Aim =
Reproduce the listing below without any change.

Data lines =
⟨
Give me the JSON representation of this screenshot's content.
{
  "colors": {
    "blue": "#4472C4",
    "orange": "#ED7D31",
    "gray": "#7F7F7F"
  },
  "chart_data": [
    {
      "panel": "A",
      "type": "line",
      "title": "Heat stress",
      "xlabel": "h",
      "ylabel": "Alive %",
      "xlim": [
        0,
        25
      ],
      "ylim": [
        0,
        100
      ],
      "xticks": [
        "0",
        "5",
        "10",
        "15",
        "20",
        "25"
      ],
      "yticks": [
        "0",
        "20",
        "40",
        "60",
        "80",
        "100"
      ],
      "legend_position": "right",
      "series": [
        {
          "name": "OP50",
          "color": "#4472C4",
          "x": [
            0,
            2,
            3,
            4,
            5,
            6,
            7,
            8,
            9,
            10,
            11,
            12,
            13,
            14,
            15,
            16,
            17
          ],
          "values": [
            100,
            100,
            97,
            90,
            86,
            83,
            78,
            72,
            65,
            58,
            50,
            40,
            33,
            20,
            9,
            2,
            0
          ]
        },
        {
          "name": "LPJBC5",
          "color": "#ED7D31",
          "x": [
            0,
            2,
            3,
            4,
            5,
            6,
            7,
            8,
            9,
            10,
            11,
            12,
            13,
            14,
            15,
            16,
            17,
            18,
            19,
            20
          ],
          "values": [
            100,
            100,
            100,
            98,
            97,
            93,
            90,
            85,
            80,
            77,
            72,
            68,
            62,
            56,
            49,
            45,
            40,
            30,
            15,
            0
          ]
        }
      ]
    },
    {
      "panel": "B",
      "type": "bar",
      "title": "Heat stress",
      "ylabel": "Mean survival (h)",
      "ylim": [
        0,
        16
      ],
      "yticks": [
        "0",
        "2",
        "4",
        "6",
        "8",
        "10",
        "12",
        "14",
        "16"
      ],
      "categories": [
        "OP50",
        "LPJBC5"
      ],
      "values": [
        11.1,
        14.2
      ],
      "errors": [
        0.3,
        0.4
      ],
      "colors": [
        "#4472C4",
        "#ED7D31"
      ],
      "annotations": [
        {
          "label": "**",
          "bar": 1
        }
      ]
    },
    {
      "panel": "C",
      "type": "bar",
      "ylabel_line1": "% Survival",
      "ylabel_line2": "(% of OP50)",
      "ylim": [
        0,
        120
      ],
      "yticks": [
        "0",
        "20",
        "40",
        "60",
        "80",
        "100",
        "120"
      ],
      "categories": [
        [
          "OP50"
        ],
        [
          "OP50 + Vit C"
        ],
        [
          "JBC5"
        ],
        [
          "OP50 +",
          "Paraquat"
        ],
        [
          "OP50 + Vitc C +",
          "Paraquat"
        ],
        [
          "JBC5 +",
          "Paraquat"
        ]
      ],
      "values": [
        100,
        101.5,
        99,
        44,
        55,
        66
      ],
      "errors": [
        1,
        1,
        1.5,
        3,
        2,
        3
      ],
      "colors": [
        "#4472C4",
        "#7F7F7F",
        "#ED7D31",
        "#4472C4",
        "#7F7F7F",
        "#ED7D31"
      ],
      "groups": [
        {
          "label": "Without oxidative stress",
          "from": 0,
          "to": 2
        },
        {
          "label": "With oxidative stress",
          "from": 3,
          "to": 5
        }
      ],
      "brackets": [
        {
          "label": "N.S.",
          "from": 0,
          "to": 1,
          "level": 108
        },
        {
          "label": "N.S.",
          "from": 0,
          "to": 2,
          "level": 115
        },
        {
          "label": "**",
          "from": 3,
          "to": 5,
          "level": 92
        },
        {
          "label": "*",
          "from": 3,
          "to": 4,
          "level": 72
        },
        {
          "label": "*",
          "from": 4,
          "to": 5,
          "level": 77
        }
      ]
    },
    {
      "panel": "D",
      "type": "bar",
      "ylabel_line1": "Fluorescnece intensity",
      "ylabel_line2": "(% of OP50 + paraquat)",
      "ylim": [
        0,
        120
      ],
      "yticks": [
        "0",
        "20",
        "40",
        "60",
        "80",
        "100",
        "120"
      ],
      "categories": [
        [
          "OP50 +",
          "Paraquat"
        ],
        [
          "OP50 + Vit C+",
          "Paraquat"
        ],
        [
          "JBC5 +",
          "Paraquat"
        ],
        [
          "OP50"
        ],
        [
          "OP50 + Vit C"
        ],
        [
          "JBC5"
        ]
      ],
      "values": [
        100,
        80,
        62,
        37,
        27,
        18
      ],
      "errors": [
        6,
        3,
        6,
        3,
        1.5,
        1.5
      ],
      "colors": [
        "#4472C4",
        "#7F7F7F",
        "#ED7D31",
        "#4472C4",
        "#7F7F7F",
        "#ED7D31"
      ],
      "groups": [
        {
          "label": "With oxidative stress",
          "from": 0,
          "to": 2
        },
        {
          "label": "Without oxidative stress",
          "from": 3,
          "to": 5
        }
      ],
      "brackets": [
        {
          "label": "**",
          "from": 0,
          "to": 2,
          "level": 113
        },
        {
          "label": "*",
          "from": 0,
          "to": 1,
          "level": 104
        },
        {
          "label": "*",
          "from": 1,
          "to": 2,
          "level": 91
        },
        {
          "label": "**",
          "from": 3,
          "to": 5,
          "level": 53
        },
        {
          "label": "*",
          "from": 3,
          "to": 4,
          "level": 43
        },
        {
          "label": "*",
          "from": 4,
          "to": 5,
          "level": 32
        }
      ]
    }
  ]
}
⟩
Result =
Give me the JSON representation of this screenshot's content.
{
  "colors": {
    "blue": "#4472C4",
    "orange": "#ED7D31",
    "gray": "#7F7F7F"
  },
  "chart_data": [
    {
      "panel": "A",
      "type": "line",
      "title": "Heat stress",
      "xlabel": "h",
      "ylabel": "Alive %",
      "xlim": [
        0,
        25
      ],
      "ylim": [
        0,
        100
      ],
      "xticks": [
        "0",
        "5",
        "10",
        "15",
        "20",
        "25"
      ],
      "yticks": [
        "0",
        "20",
        "40",
        "60",
        "80",
        "100"
      ],
      "legend_position": "right",
      "series": [
        {
          "name": "OP50",
          "color": "#4472C4",
          "x": [
            0,
            2,
            3,
            4,
            5,
            6,
            7,
            8,
            9,
            10,
            11,
            12,
            13,
            14,
            15,
            16,
            17
          ],
          "values": [
            100,
            100,
            97,
            90,
            86,
            83,
            78,
            72,
            65,
            58,
            50,
            40,
            33,
            20,
            9,
            2,
            0
          ]
        },
        {
          "name": "LPJBC5",
          "color": "#ED7D31",
          "x": [
            0,
            2,
            3,
            4,
            5,
            6,
            7,
            8,
            9,
            10,
            11,
            12,
            13,
            14,
            15,
            16,
            17,
            18,
            19,
            20
          ],
          "values": [
            100,
            100,
            100,
            98,
            97,
            93,
            90,
            85,
            80,
            77,
            72,
            68,
            62,
            56,
            49,
            45,
            40,
            30,
            15,
            0
          ]
        }
      ]
    },
    {
      "panel": "B",
      "type": "bar",
      "title": "Heat stress",
      "ylabel": "Mean survival (h)",
      "ylim": [
        0,
        16
      ],
      "yticks": [
        "0",
        "2",
        "4",
        "6",
        "8",
        "10",
        "12",
        "14",
        "16"
      ],
      "categories": [
        "OP50",
        "LPJBC5"
      ],
      "values": [
        11.1,
        14.2
      ],
      "errors": [
        0.3,
        0.4
      ],
      "colors": [
        "#4472C4",
        "#ED7D31"
      ],
      "annotations": [
        {
          "label": "**",
          "bar": 1
        }
      ]
    },
    {
      "panel": "C",
      "type": "bar",
      "ylabel_line1": "% Survival",
      "ylabel_line2": "(% of OP50)",
      "ylim": [
        0,
        120
      ],
      "yticks": [
        "0",
        "20",
        "40",
        "60",
        "80",
        "100",
        "120"
      ],
      "categories": [
        [
          "OP50"
        ],
        [
          "OP50 + Vit C"
        ],
        [
          "JBC5"
        ],
        [
          "OP50 +",
          "Paraquat"
        ],
        [
          "OP50 + Vitc C +",
          "Paraquat"
        ],
        [
          "JBC5 +",
          "Paraquat"
        ]
      ],
      "values": [
        100,
        101.5,
        99,
        44,
        55,
        66
      ],
      "errors": [
        1,
        1,
        1.5,
        3,
        2,
        3
      ],
      "colors": [
        "#4472C4",
        "#7F7F7F",
        "#ED7D31",
        "#4472C4",
        "#7F7F7F",
        "#ED7D31"
      ],
      "groups": [
        {
          "label": "Without oxidative stress",
          "from": 0,
          "to": 2
        },
        {
          "label": "With oxidative stress",
          "from": 3,
          "to": 5
        }
      ],
      "brackets": [
        {
          "label": "N.S.",
          "from": 0,
          "to": 1,
          "level": 108
        },
        {
          "label": "N.S.",
          "from": 0,
          "to": 2,
          "level": 115
        },
        {
          "label": "**",
          "from": 3,
          "to": 5,
          "level": 92
        },
        {
          "label": "*",
          "from": 3,
          "to": 4,
          "level": 72
        },
        {
          "label": "*",
          "from": 4,
          "to": 5,
          "level": 77
        }
      ]
    },
    {
      "panel": "D",
      "type": "bar",
      "ylabel_line1": "Fluorescnece intensity",
      "ylabel_line2": "(% of OP50 + paraquat)",
      "ylim": [
        0,
        120
      ],
      "yticks": [
        "0",
        "20",
        "40",
        "60",
        "80",
        "100",
        "120"
      ],
      "categories": [
        [
          "OP50 +",
          "Paraquat"
        ],
        [
          "OP50 + Vit C+",
          "Paraquat"
        ],
        [
          "JBC5 +",
          "Paraquat"
        ],
        [
          "OP50"
        ],
        [
          "OP50 + Vit C"
        ],
        [
          "JBC5"
        ]
      ],
      "values": [
        100,
        80,
        62,
        37,
        27,
        18
      ],
      "errors": [
        6,
        3,
        6,
        3,
        1.5,
        1.5
      ],
      "colors": [
        "#4472C4",
        "#7F7F7F",
        "#ED7D31",
        "#4472C4",
        "#7F7F7F",
        "#ED7D31"
      ],
      "groups": [
        {
          "label": "With oxidative stress",
          "from": 0,
          "to": 2
        },
        {
          "label": "Without oxidative stress",
          "from": 3,
          "to": 5
        }
      ],
      "brackets": [
        {
          "label": "**",
          "from": 0,
          "to": 2,
          "level": 113
        },
        {
          "label": "*",
          "from": 0,
          "to": 1,
          "level": 104
        },
        {
          "label": "*",
          "from": 1,
          "to": 2,
          "level": 91
        },
        {
          "label": "**",
          "from": 3,
          "to": 5,
          "level": 53
        },
        {
          "label": "*",
          "from": 3,
          "to": 4,
          "level": 43
        },
        {
          "label": "*",
          "from": 4,
          "to": 5,
          "level": 32
        }
      ]
    }
  ]
}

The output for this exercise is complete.